TRECHO PARA LER:
====
Arquivo

A palavra-grito de Ernesto Dabo

Depois de ter perdido quase todo seu acervo na guerra civil deflagrada na Guiné-Bissau, poeta decide-se pela autoedição, para aplacar os escombros

TEXTO Erika Muniz

01 de Março de 2017

O poeta Ernesto Dabo

O poeta Ernesto Dabo

Foto Divulgação

[conteúdo na íntegra | ed. 195 | março 2017]

Faces e dentes/ dizem melhor do acantonamento das almas/ Viagem a pingar última gota/ Da ponta da ponte/ atiram-se abraços cruzados e abertos/ Do mar à terra/ ampla luz de amor e saudades/ Reencontro com a filha bela da mãe natura/ minha Ilha-mãe/ BOLAMA

Ernesto Dabo, no poema Ilha-mãe

No poema que abre Mar misto (2011), primeiro livro publicado do poeta guineense Ernesto Dabo, ele faz referência à sua terra natal, seu lugar de pertença, como sendo uma mãe. No caso dele, mais uma, já que se diz sortudo e agradecido por ter tido cinco mães que lhe deram à luz ,“cada uma a seu tempo e a seu modo”, como escreve na dedicatória do livro. Além da mãe biológica Nna Ndjai, também lhe cederam o afeto maternal, ao longo da vida, outras quatro mulheres que atendem por Nna Garandi (Mamãe Garandi), Nna Cinho (Mamãe Cinho), Mamã Cármen Hernandez e Maria José, essas duas últimas quando viveu em Portugal, entre 1963 e 1974.

Poeta, músico, ativista cultural, mestre em Direito Internacional, Ernesto Dabo é de Guiné-Bissau, mas vive pelo mundo. Ao longo do ano, faz diversas viagens a convite de amigos e admiradores de seu trabalho nos mais diversos países, entre apresentações artísticas e palestras. Em novembro de 2016, esteve no Brasil. Sempre que viaja, retorna à sua terra. Esse trânsito constante faz parte de sua vida desde muito cedo, como relata em entrevista ao programa de TV português Mar de Letras: “No fundo, talvez eu iria ser piloto porque, desde a minha infância, estou em franco movimento. Só para se ter uma ideia do percurso: saí de Bolama, viemos para Có, Bula, Bissau e Lisboa, em 1963. É mais ou menos um périplo desde muito novo. Talvez tudo isso tenha me ajudado a entender que não estamos sozinhos e nem devemos estar sozinhos. Tudo aconteceu num espaço de tempo muito curto”.

Vindo de uma família numerosa, Ernesto reconhece a figura do seu pai como a de um visionário, por ter procurado garantir a alfabetização para todos os seus filhos, apesar do quadro colonial da época. “Em uma colônia que, em 1960, 99,7% da população estavam fora do sistema de ensino, haver alguém que entende que, contra essa corrente, ia formar todos os seus filhos minimamente e conseguiu fazer isso… Em sua casa não havia analfabetismo, e a primeira profissão entre os seus filhos foi a de professor de instrução primária. Para mim, isso foi uma atitude de visionário e um fato que motivou nós todos. Os livros e a leitura entraram assim também”, afirma o artista, de 67 anos, em entrevista à Continente.
====
DADOS FORNECIDOS:
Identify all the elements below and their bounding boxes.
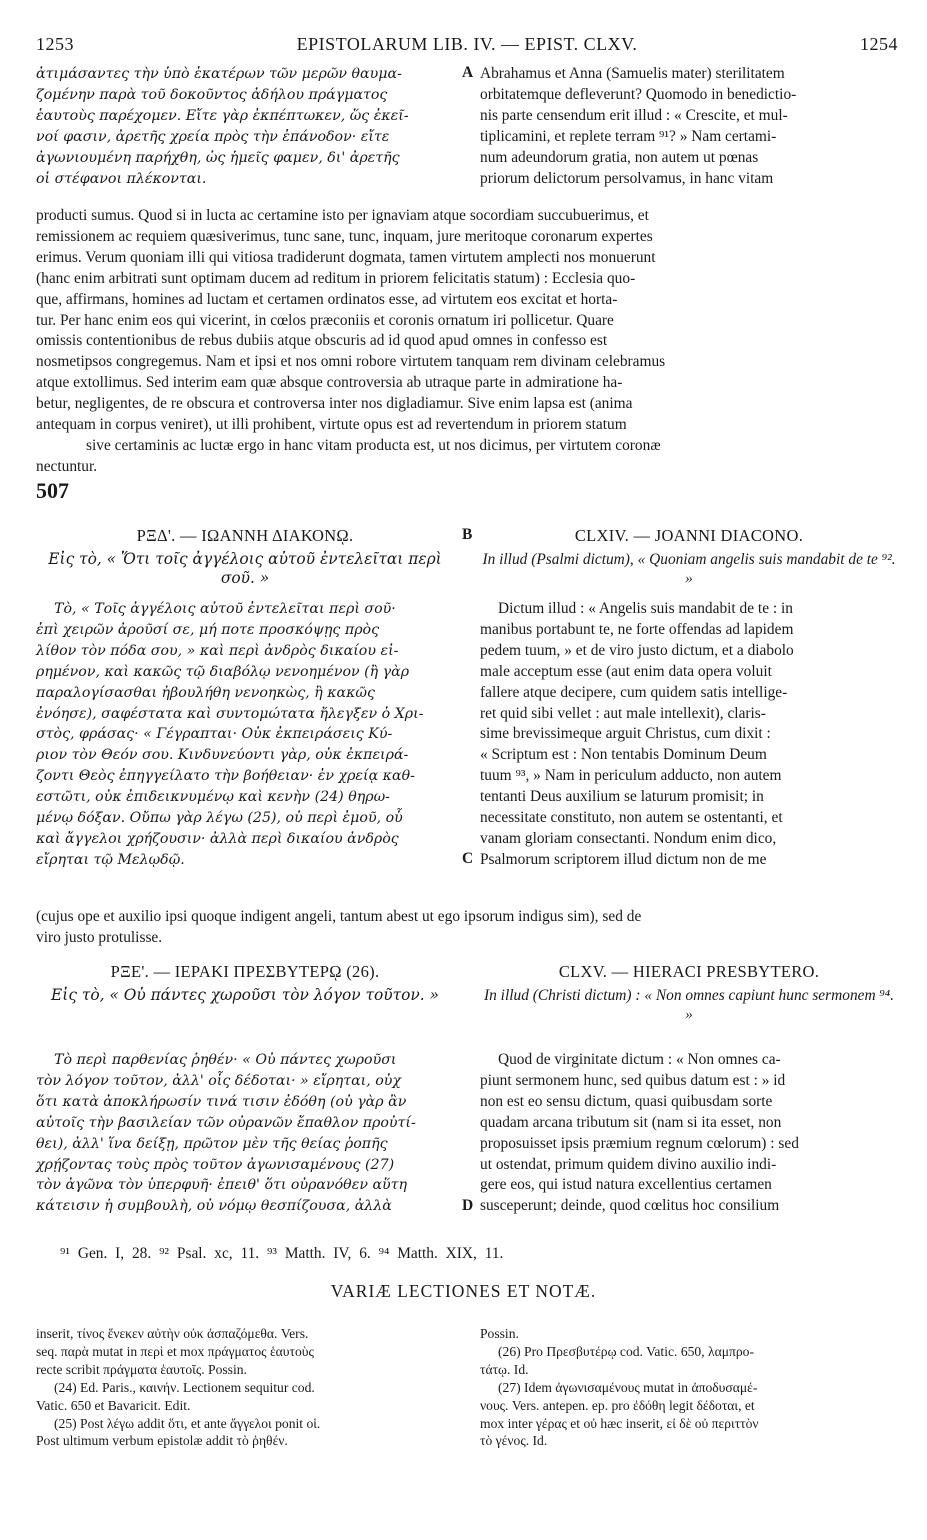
====
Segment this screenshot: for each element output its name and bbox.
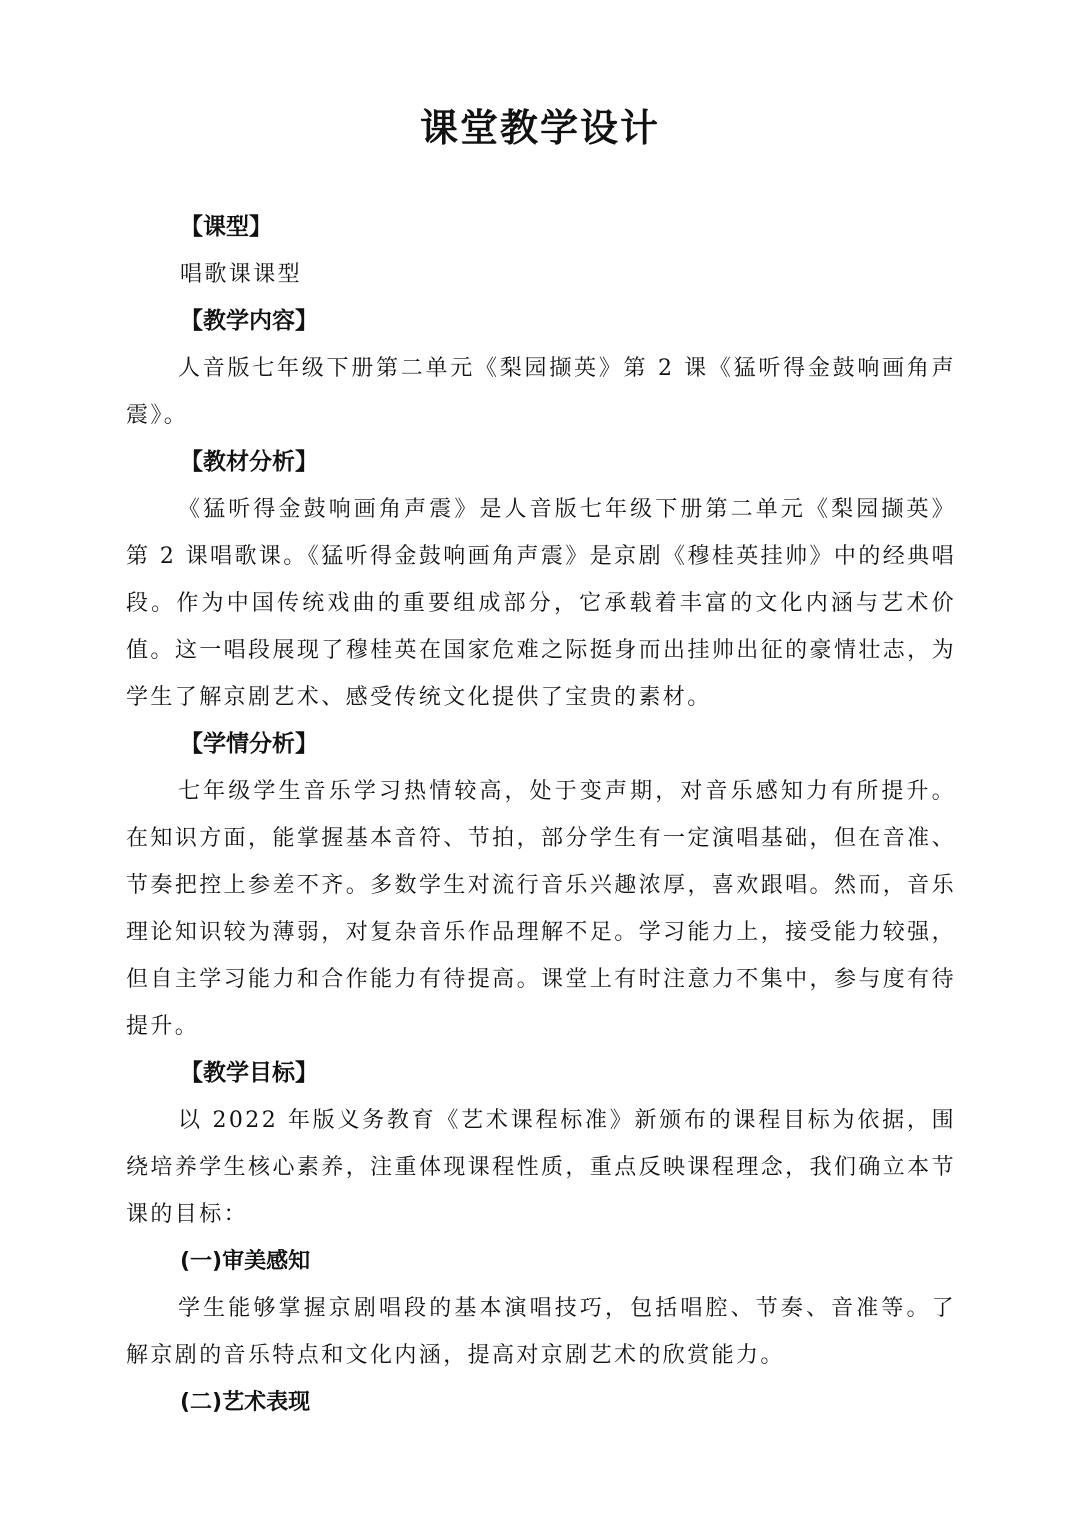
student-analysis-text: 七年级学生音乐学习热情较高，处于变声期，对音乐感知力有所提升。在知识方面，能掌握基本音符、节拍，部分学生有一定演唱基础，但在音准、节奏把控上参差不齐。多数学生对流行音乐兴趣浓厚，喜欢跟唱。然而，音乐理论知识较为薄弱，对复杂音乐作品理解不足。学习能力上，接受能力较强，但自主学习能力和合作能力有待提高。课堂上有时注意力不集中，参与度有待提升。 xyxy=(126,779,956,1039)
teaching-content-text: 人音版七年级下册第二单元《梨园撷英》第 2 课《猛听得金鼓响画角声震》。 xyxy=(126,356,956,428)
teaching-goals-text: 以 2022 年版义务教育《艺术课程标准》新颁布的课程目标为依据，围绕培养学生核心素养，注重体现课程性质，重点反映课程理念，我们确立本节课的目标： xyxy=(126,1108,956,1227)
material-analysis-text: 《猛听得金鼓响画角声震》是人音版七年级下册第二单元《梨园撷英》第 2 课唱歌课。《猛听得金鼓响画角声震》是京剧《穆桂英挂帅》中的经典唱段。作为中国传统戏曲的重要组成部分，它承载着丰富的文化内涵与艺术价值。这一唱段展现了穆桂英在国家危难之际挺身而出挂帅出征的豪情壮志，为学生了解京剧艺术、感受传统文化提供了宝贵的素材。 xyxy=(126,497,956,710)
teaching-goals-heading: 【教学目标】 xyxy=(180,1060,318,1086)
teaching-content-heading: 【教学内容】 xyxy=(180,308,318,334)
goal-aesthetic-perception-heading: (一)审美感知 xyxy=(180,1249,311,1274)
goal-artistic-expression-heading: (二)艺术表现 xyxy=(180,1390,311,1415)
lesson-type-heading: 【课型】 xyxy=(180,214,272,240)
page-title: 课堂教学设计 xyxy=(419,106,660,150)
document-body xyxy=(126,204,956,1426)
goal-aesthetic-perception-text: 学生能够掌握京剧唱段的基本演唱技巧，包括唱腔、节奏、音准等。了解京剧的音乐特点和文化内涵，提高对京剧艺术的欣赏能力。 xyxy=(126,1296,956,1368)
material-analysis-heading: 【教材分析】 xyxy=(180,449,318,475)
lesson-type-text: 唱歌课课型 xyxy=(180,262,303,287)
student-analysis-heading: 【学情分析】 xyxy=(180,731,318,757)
====
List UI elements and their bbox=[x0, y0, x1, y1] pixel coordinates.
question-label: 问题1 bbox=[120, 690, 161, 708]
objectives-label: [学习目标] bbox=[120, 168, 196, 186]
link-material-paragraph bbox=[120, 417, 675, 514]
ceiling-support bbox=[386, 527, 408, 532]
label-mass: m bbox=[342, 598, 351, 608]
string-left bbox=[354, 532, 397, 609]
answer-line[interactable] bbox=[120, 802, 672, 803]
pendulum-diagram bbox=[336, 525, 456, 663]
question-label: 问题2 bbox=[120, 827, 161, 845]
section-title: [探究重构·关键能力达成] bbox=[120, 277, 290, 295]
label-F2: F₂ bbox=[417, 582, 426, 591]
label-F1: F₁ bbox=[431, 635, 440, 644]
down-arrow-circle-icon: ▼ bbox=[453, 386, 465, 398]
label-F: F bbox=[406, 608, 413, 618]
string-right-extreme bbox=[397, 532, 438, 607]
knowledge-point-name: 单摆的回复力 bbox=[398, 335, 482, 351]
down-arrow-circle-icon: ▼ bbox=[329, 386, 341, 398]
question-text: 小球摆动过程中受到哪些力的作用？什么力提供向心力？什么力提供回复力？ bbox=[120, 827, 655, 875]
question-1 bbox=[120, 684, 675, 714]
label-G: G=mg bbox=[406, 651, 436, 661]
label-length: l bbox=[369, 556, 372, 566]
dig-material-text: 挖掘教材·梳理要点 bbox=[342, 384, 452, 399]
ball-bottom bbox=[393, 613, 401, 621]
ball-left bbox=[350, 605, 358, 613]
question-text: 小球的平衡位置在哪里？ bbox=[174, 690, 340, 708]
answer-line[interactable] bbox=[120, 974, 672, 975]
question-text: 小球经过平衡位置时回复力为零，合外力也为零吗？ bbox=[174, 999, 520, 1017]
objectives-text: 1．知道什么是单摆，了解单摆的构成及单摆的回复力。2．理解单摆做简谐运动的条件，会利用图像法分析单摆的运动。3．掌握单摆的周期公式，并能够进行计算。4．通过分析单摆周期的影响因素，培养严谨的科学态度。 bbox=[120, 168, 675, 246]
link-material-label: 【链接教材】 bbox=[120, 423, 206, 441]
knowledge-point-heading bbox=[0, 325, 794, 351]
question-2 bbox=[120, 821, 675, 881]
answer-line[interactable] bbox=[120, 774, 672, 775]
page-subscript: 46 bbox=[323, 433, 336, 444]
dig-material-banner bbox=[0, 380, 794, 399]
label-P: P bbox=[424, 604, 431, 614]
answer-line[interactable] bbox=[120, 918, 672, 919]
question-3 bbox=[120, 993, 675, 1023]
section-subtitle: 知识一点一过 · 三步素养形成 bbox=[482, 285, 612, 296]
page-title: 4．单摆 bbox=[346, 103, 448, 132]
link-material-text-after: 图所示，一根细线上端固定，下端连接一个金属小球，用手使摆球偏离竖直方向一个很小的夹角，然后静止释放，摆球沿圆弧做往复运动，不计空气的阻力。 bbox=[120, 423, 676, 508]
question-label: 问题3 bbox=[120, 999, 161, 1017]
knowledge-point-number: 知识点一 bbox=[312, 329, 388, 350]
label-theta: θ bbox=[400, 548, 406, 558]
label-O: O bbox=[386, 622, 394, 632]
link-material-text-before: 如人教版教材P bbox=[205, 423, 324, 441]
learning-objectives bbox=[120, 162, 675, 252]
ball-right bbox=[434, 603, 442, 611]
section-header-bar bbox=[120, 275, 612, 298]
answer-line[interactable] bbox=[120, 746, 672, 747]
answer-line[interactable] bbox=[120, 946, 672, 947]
====
O QUE FAZER: Escreva a continuação do artigo sobre o poeta Ernesto Dabo, começando logo depois da última frase.

RESULTADO FINAL:
Revelam-se em suas memórias e produções artísticas fragmentos importantes da história de seu país. Uma de suas incursões mais marcantes foi a participação, ao lado de músicos como José Carlos Schwarz, Aliu Bari e Duko Castro Fernandes, no Cobiana Djazz.O grupo foi precursor em fazer música de expressão moderna na Guiné-Bissau do final dos anos 1960. Essa movimentação artística teve forte relevância do ponto de vista político, com relação ao fortalecimento da resistência guineense durante o processo de luta pela independência. Segundo o instrumentista Juca Delgado, o Cobiana teve o papel de mostrar nas rádios, pela primeira vez, a música feita no país naqueles anos de luta armada e, por isso mesmo, um veículo muito importante para espalhar aos jovens, nos grandes centros urbanos, as mensagens do PAIGC (Partido Africano para Independência de Guiné e Cabo Verde). “Musicalmente, também foi muito importante, porque foi a primeira banda em que as músicas eram cantadas em crioulo; antes, entendia-se que não era uma língua musical”, relata Delgado.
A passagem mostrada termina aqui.